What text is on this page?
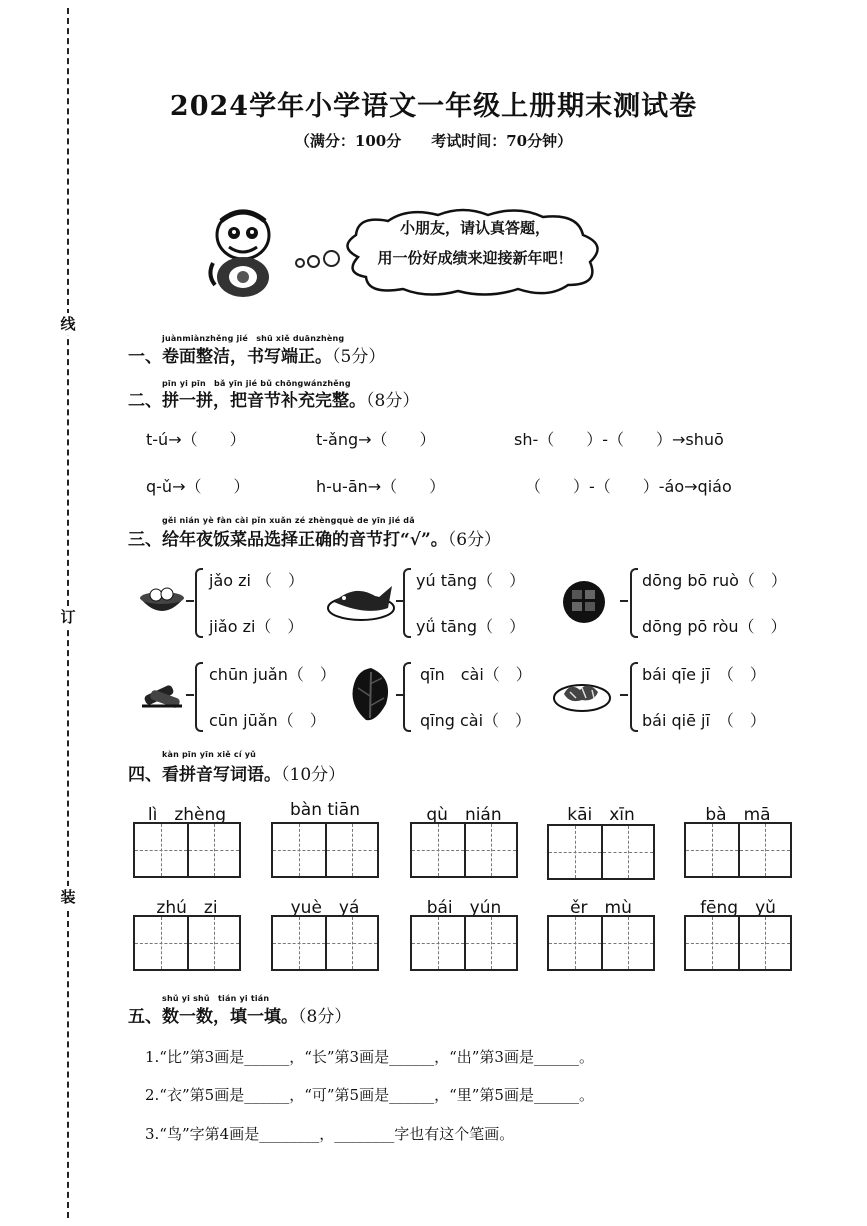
线
订
装
2024学年小学语文一年级上册期末测试卷
（满分：100分　　考试时间：70分钟）
小朋友，请认真答题，
用一份好成绩来迎接新年吧！
juànmiànzhěng jié　shū xiě duānzhèng
一、卷面整洁，书写端正。（5分）
pīn yi pīn　bǎ yīn jié bǔ chōngwánzhěng
二、拼一拼，把音节补充完整。（8分）
t-ú→（　　）	t-ǎng→（　　）	sh-（　　）-（　　）→shuō
q-ǔ→（　　）	h-u-ān→（　　）	（　　）-（　　）-áo→qiáo
gěi nián yè fàn cài pǐn xuǎn zé zhèngquè de yīn jié dǎ
三、给年夜饭菜品选择正确的音节打“√”。（6分）
jǎo zi （　）
jiǎo zi（　）
yú tāng（　）
yǘ tāng（　）
dōng bō ruò（　）
dōng pō ròu（　）
chūn juǎn（　）
cūn jūǎn（　）
qīn　cài（　）
qīng cài（　）
bái qīe jī　（　）
bái qiē jī　（　）
kàn pīn yīn xiě cí yǔ
四、看拼音写词语。（10分）
lì　 zhèng	bàn tiān	qù　 nián	kāi　 xīn	bà　 mā
zhú　 zi	yuè　 yá	bái　 yún	ěr　 mù	fēng　 yǔ
shǔ yi shǔ　tián yi tián
五、数一数，填一填。（8分）
1.“比”第3画是______，“长”第3画是______，“出”第3画是______。
2.“衣”第5画是______，“可”第5画是______，“里”第5画是______。
3.“鸟”字第4画是________，________字也有这个笔画。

========================================

**SET EXERCISE:**
Reproduce every line precisely as given, omitting all pictures.

**ANSWER TO THE TASK:**
What text is on this page?
线
订
装
2024学年小学语文一年级上册期末测试卷
（满分：100分　　考试时间：70分钟）
小朋友，请认真答题，
用一份好成绩来迎接新年吧！
juànmiànzhěng jié　shū xiě duānzhèng
一、卷面整洁，书写端正。（5分）
pīn yi pīn　bǎ yīn jié bǔ chōngwánzhěng
二、拼一拼，把音节补充完整。（8分）
t-ú→（　　）	t-ǎng→（　　）	sh-（　　）-（　　）→shuō
q-ǔ→（　　）	h-u-ān→（　　）	（　　）-（　　）-áo→qiáo
gěi nián yè fàn cài pǐn xuǎn zé zhèngquè de yīn jié dǎ
三、给年夜饭菜品选择正确的音节打“√”。（6分）
jǎo zi （　）
jiǎo zi（　）
yú tāng（　）
yǘ tāng（　）
dōng bō ruò（　）
dōng pō ròu（　）
chūn juǎn（　）
cūn jūǎn（　）
qīn　cài（　）
qīng cài（　）
bái qīe jī　（　）
bái qiē jī　（　）
kàn pīn yīn xiě cí yǔ
四、看拼音写词语。（10分）
lì　 zhèng	bàn tiān	qù　 nián	kāi　 xīn	bà　 mā
zhú　 zi	yuè　 yá	bái　 yún	ěr　 mù	fēng　 yǔ
shǔ yi shǔ　tián yi tián
五、数一数，填一填。（8分）
1.“比”第3画是______，“长”第3画是______，“出”第3画是______。
2.“衣”第5画是______，“可”第5画是______，“里”第5画是______。
3.“鸟”字第4画是________，________字也有这个笔画。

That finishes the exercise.